- _Qué se pide_: Prolonga el texto sobre la libertad y la igualdad en el discurso político a partir de su última oración.

- _Texto proporcionado_:

========

Libertad e igualdad son ideas motrices con una poderosa carga
simbólica y emocional, y por ello con una fuerza de movilización nada
desdeñable que permiten articular discursos con los que seducir a las
masas. Cuando estas ideas son utilizadas en la lucha partidista adoptan
un nuevo significado, y por tanto un nuevo sentido, que obedece a una
función discursiva en la lucha por el poder. El discurso político se
abre camino sobre un espacio propio con el que crea su propio sentido y
genera su propia representación del mundo hasta el punto de sustituirlo.
En este proceso las ideas adquieren nuevos sentidos y connotaciones que
se ajustan a la lógica interna del discurso y a las condiciones
políticas del momento en la pugna por el poder y la conquista del
Estado. Significa la prostitución ya no sólo de ideas sino ante todo de
valores que definen al ser humano, y que pasan a ser subordinados a la
voluntad de poder de un grupo que aspira a ser la elite dominante.
Libertad e igualdad no se excluyen mutuamente sino que se necesitan.

========

- _Datos mostrados_:
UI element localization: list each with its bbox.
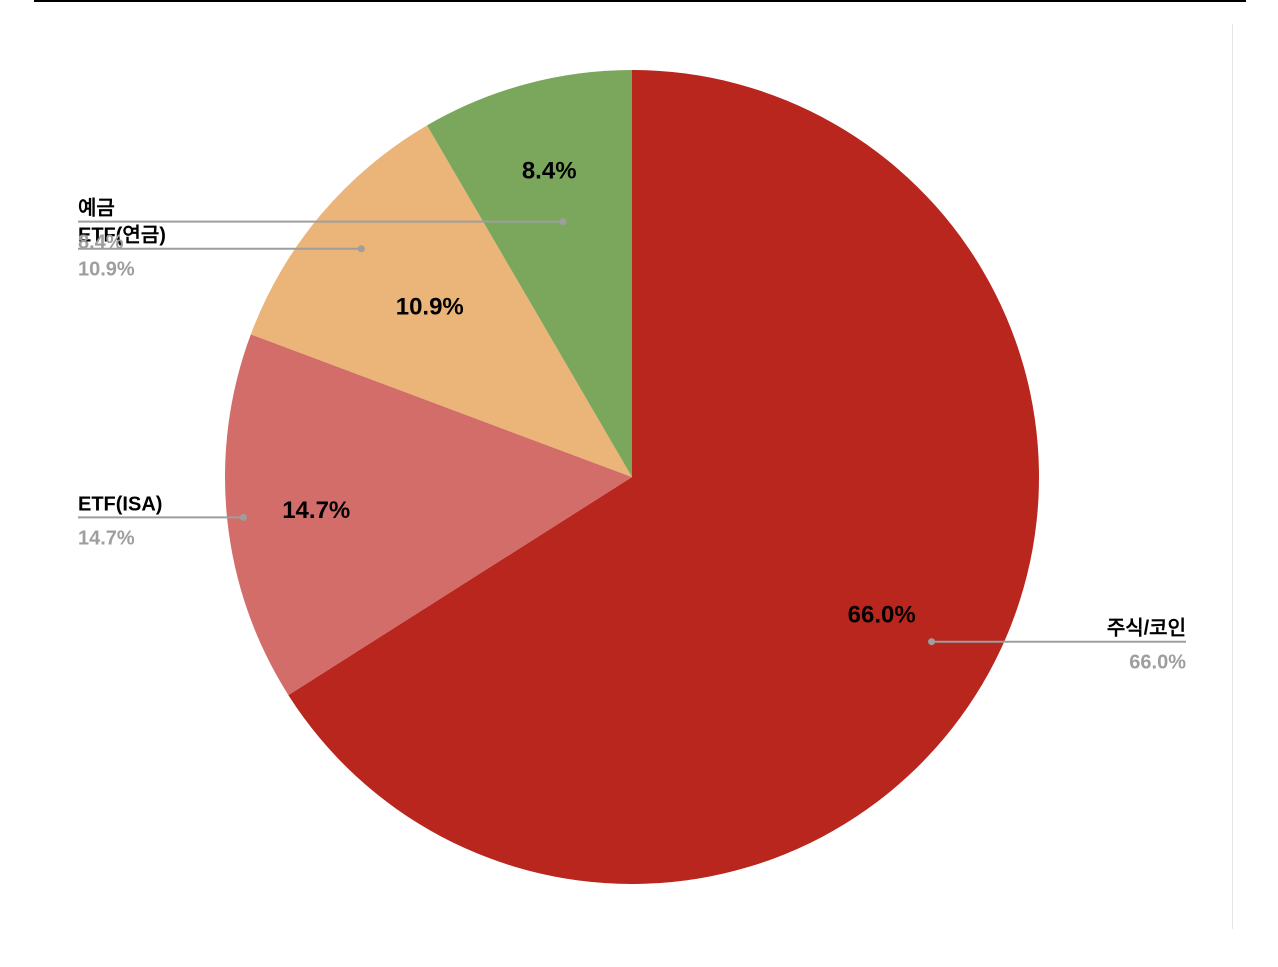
slice-3 <box>250 125 632 477</box>
slice-4-callout-name: 예금 <box>78 197 115 220</box>
top-border <box>34 0 1246 2</box>
slice-2 <box>225 334 632 696</box>
slice-1-callout-name: 주식/코인 <box>1107 617 1186 640</box>
slice-3-callout-percent: 10.9% <box>78 259 135 281</box>
slice-2-callout-name: ETF(ISA) <box>78 493 162 515</box>
slice-1 <box>288 70 1039 885</box>
slice-4 <box>427 70 632 477</box>
slice-3-callout-name: ETF(연금) <box>78 224 166 247</box>
pie-slices <box>225 70 1039 885</box>
right-border <box>1232 24 1233 929</box>
slice-value-labels: 66.0% 14.7% 10.9% 8.4% <box>282 158 915 629</box>
slice-1-value-label: 66.0% <box>848 601 916 628</box>
slice-1-callout-percent: 66.0% <box>1129 652 1186 674</box>
slice-4-value-label: 8.4% <box>522 158 577 185</box>
callout-labels: 주식/코인 66.0% ETF(ISA) 14.7% ETF(연금) 10.9% 예금 8.4… <box>78 197 1186 674</box>
slice-3-value-label: 10.9% <box>396 293 464 320</box>
slice-4-callout-percent: 8.4% <box>78 232 124 254</box>
slice-2-value-label: 14.7% <box>282 497 350 524</box>
slice-2-callout-percent: 14.7% <box>78 527 135 549</box>
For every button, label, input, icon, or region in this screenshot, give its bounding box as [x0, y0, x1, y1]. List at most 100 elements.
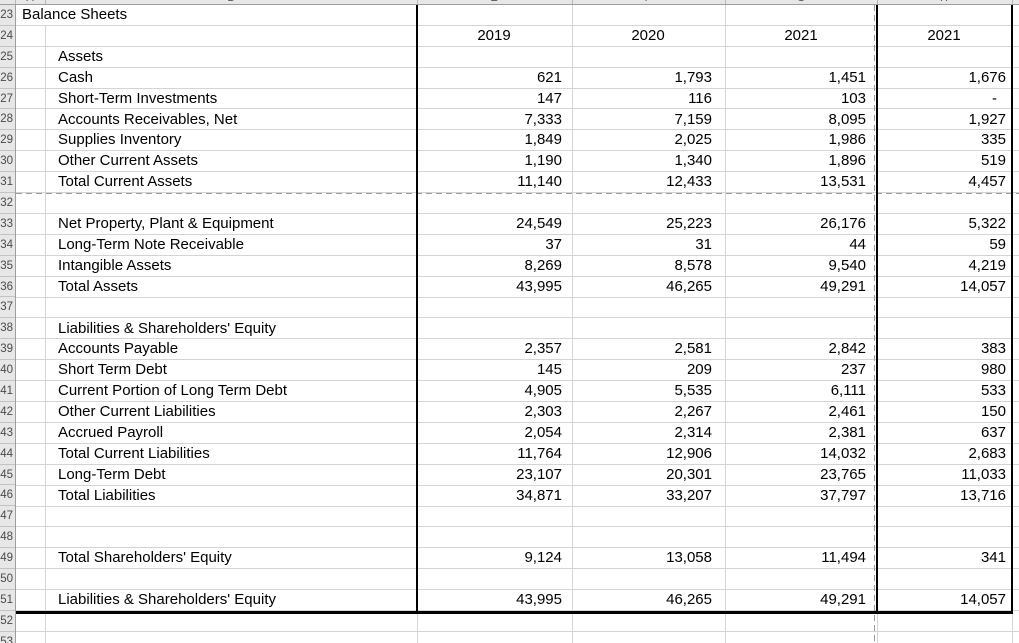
row-number[interactable]: 25: [0, 47, 15, 68]
row-number[interactable]: 37: [0, 297, 15, 319]
row-label-cell[interactable]: Current Portion of Long Term Debt: [58, 382, 288, 400]
value-cell[interactable]: 8,269: [524, 256, 562, 274]
column-header-h[interactable]: H: [932, 0, 956, 4]
value-cell[interactable]: 37: [545, 235, 562, 253]
value-cell[interactable]: 237: [840, 361, 866, 379]
row-label-cell[interactable]: Other Current Assets: [58, 152, 199, 170]
row-number[interactable]: 29: [0, 130, 15, 152]
value-cell[interactable]: 26,176: [820, 215, 866, 232]
value-cell[interactable]: 2,054: [524, 424, 562, 441]
row-number[interactable]: 45: [0, 465, 15, 486]
value-cell[interactable]: 43,995: [516, 277, 562, 295]
row-number[interactable]: 52: [0, 611, 15, 632]
value-cell[interactable]: 5,535: [674, 382, 712, 400]
row-number[interactable]: 53: [0, 632, 15, 643]
value-cell[interactable]: 1,340: [674, 152, 712, 170]
value-cell[interactable]: 209: [686, 361, 712, 379]
value-cell[interactable]: 11,140: [517, 173, 562, 191]
value-cell[interactable]: 14,057: [960, 277, 1006, 295]
row-label-cell[interactable]: Total Current Assets: [58, 173, 193, 191]
value-cell[interactable]: 147: [536, 89, 562, 107]
value-cell[interactable]: 1,676: [968, 68, 1006, 86]
value-cell[interactable]: 23,765: [820, 465, 866, 483]
value-cell[interactable]: 4,457: [968, 173, 1006, 191]
year-header-cell[interactable]: 2021: [927, 26, 961, 44]
row-number[interactable]: 50: [0, 569, 15, 590]
sheet-title-cell[interactable]: Balance Sheets: [22, 6, 128, 23]
row-number[interactable]: 30: [0, 151, 15, 173]
value-cell[interactable]: 5,322: [968, 215, 1006, 232]
value-cell[interactable]: 2,842: [828, 340, 866, 358]
section-label-cell[interactable]: Assets: [58, 47, 104, 65]
column-header-e[interactable]: E: [482, 0, 506, 4]
row-number[interactable]: 26: [0, 68, 15, 89]
row-number[interactable]: 40: [0, 360, 15, 382]
value-cell[interactable]: 12,906: [666, 444, 712, 462]
row-label-cell[interactable]: Liabilities & Shareholders' Equity: [58, 591, 276, 609]
value-cell[interactable]: 8,095: [828, 110, 866, 128]
value-cell[interactable]: 7,333: [524, 110, 562, 128]
value-cell[interactable]: 637: [980, 424, 1006, 441]
row-number[interactable]: 43: [0, 423, 15, 444]
value-cell[interactable]: 7,159: [674, 110, 712, 128]
value-cell[interactable]: 49,291: [820, 591, 866, 609]
value-cell[interactable]: 1,451: [828, 68, 866, 86]
value-cell[interactable]: 383: [980, 340, 1006, 358]
column-header-f[interactable]: F: [636, 0, 660, 4]
value-cell[interactable]: 46,265: [666, 591, 712, 609]
row-number[interactable]: 32: [0, 193, 15, 214]
value-cell[interactable]: 2,461: [828, 403, 866, 421]
row-number[interactable]: 24: [0, 26, 15, 47]
value-cell[interactable]: 150: [980, 403, 1006, 421]
value-cell[interactable]: -: [992, 89, 997, 107]
value-cell[interactable]: 13,531: [820, 173, 866, 191]
year-header-cell[interactable]: 2021: [784, 26, 818, 44]
row-number[interactable]: 41: [0, 381, 15, 402]
value-cell[interactable]: 11,033: [961, 465, 1006, 483]
row-label-cell[interactable]: Accrued Payroll: [58, 424, 164, 441]
row-label-cell[interactable]: Accounts Payable: [58, 340, 179, 358]
value-cell[interactable]: 2,581: [674, 340, 712, 358]
value-cell[interactable]: 11,764: [517, 444, 562, 462]
year-header-cell[interactable]: 2020: [631, 26, 665, 44]
value-cell[interactable]: 341: [980, 549, 1006, 567]
row-number[interactable]: 35: [0, 256, 15, 277]
value-cell[interactable]: 33,207: [666, 486, 712, 504]
row-number[interactable]: 31: [0, 172, 15, 194]
value-cell[interactable]: 2,381: [828, 424, 866, 441]
value-cell[interactable]: 24,549: [516, 215, 562, 232]
value-cell[interactable]: 1,849: [524, 131, 562, 149]
value-cell[interactable]: 8,578: [674, 256, 712, 274]
value-cell[interactable]: 2,683: [968, 444, 1006, 462]
value-cell[interactable]: 1,986: [828, 131, 866, 149]
value-cell[interactable]: 34,871: [516, 486, 562, 504]
value-cell[interactable]: 9,124: [524, 549, 562, 567]
value-cell[interactable]: 1,793: [674, 68, 712, 86]
value-cell[interactable]: 13,058: [666, 549, 712, 567]
value-cell[interactable]: 116: [688, 89, 712, 107]
row-label-cell[interactable]: Supplies Inventory: [58, 131, 182, 149]
value-cell[interactable]: 9,540: [828, 256, 866, 274]
value-cell[interactable]: 20,301: [666, 465, 712, 483]
value-cell[interactable]: 14,057: [960, 591, 1006, 609]
row-label-cell[interactable]: Total Liabilities: [58, 486, 156, 504]
row-label-cell[interactable]: Other Current Liabilities: [58, 403, 216, 421]
value-cell[interactable]: 25,223: [666, 215, 712, 232]
row-number[interactable]: 33: [0, 214, 15, 235]
column-header-b[interactable]: B: [219, 0, 243, 4]
row-number[interactable]: 28: [0, 109, 15, 131]
value-cell[interactable]: 14,032: [820, 444, 866, 462]
row-number[interactable]: 51: [0, 590, 15, 611]
row-number[interactable]: 49: [0, 548, 15, 570]
value-cell[interactable]: 37,797: [820, 486, 866, 504]
year-header-cell[interactable]: 2019: [477, 26, 511, 44]
value-cell[interactable]: 1,190: [524, 152, 562, 170]
row-number[interactable]: 39: [0, 339, 15, 361]
row-number[interactable]: 38: [0, 318, 15, 340]
value-cell[interactable]: 2,357: [524, 340, 562, 358]
row-number[interactable]: 44: [0, 444, 15, 465]
row-number[interactable]: 48: [0, 527, 15, 549]
value-cell[interactable]: 1,896: [828, 152, 866, 170]
value-cell[interactable]: 103: [840, 89, 866, 107]
value-cell[interactable]: 2,303: [524, 403, 562, 421]
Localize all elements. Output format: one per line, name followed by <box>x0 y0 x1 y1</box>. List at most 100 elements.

========

- _Respuesta_:
No puede existir libertad cuando en una sociedad una minoría da órdenes
al resto. En el terreno político esto se manifiesta en el sistema
estatista de dominación, en el que una elite dispone de la capacidad de
tomar decisiones vinculantes para el conjunto de la población y de
obligarla a acatarlas. La sociedad se articula sobre un principio
autoritario que le es impuesto desde fuera por una minoría que la somete
a sus intereses y apetencias. La libertad que proclaman las leyes que
son promulgadas en este sistema, y siempre por un procedimiento
coercitivo, sólo es papel mojado al estar sometida a las conveniencias
de la elite gobernante y de su sistema de dominación. Una libertad
tutelada no es en ningún modo libertad sino cautiverio que la autoridad
justifica bajo diferentes pretextos para conseguir el consentimiento
social.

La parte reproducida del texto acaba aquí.